EXERCISE GOAL: Write out the full listing exactly as given, minus the images.

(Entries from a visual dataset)
★ ★ ★ ★ ★ ★ ★
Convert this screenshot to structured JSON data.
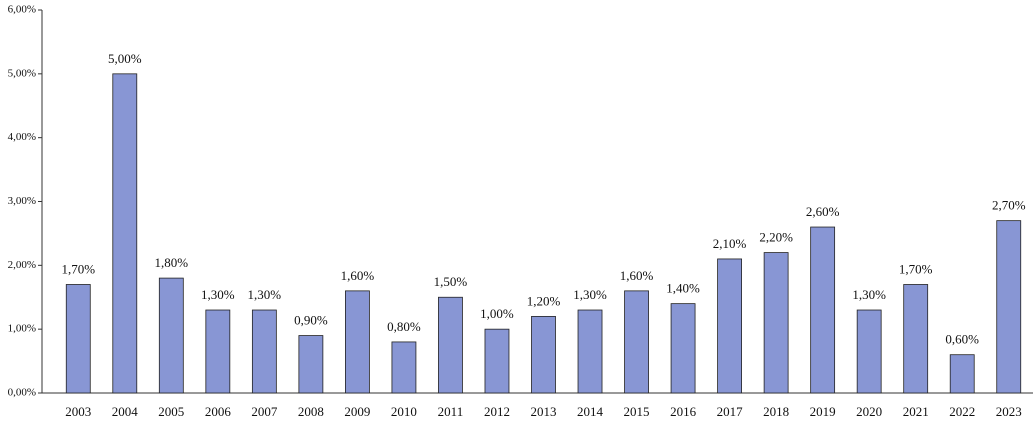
{
  "chart_data": {
    "type": "bar",
    "categories": [
      "2003",
      "2004",
      "2005",
      "2006",
      "2007",
      "2008",
      "2009",
      "2010",
      "2011",
      "2012",
      "2013",
      "2014",
      "2015",
      "2016",
      "2017",
      "2018",
      "2019",
      "2020",
      "2021",
      "2022",
      "2023"
    ],
    "values": [
      1.7,
      5.0,
      1.8,
      1.3,
      1.3,
      0.9,
      1.6,
      0.8,
      1.5,
      1.0,
      1.2,
      1.3,
      1.6,
      1.4,
      2.1,
      2.2,
      2.6,
      1.3,
      1.7,
      0.6,
      2.7
    ],
    "value_labels": [
      "1,70%",
      "5,00%",
      "1,80%",
      "1,30%",
      "1,30%",
      "0,90%",
      "1,60%",
      "0,80%",
      "1,50%",
      "1,00%",
      "1,20%",
      "1,30%",
      "1,60%",
      "1,40%",
      "2,10%",
      "2,20%",
      "2,60%",
      "1,30%",
      "1,70%",
      "0,60%",
      "2,70%"
    ],
    "color": "#8896d4",
    "ylim": [
      0,
      6
    ],
    "yticks": [
      {
        "value": 0,
        "label": "0,00%"
      },
      {
        "value": 1,
        "label": "1,00%"
      },
      {
        "value": 2,
        "label": "2,00%"
      },
      {
        "value": 3,
        "label": "3,00%"
      },
      {
        "value": 4,
        "label": "4,00%"
      },
      {
        "value": 5,
        "label": "5,00%"
      },
      {
        "value": 6,
        "label": "6,00%"
      }
    ],
    "grid": false
  }
}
★ ★ ★ ★ ★ ★ ★
SOLUTION TO THIS EXERCISE:
Convert this screenshot to structured JSON data.
{
  "chart_data": {
    "type": "bar",
    "categories": [
      "2003",
      "2004",
      "2005",
      "2006",
      "2007",
      "2008",
      "2009",
      "2010",
      "2011",
      "2012",
      "2013",
      "2014",
      "2015",
      "2016",
      "2017",
      "2018",
      "2019",
      "2020",
      "2021",
      "2022",
      "2023"
    ],
    "values": [
      1.7,
      5.0,
      1.8,
      1.3,
      1.3,
      0.9,
      1.6,
      0.8,
      1.5,
      1.0,
      1.2,
      1.3,
      1.6,
      1.4,
      2.1,
      2.2,
      2.6,
      1.3,
      1.7,
      0.6,
      2.7
    ],
    "value_labels": [
      "1,70%",
      "5,00%",
      "1,80%",
      "1,30%",
      "1,30%",
      "0,90%",
      "1,60%",
      "0,80%",
      "1,50%",
      "1,00%",
      "1,20%",
      "1,30%",
      "1,60%",
      "1,40%",
      "2,10%",
      "2,20%",
      "2,60%",
      "1,30%",
      "1,70%",
      "0,60%",
      "2,70%"
    ],
    "color": "#8896d4",
    "ylim": [
      0,
      6
    ],
    "yticks": [
      {
        "value": 0,
        "label": "0,00%"
      },
      {
        "value": 1,
        "label": "1,00%"
      },
      {
        "value": 2,
        "label": "2,00%"
      },
      {
        "value": 3,
        "label": "3,00%"
      },
      {
        "value": 4,
        "label": "4,00%"
      },
      {
        "value": 5,
        "label": "5,00%"
      },
      {
        "value": 6,
        "label": "6,00%"
      }
    ],
    "grid": false
  }
}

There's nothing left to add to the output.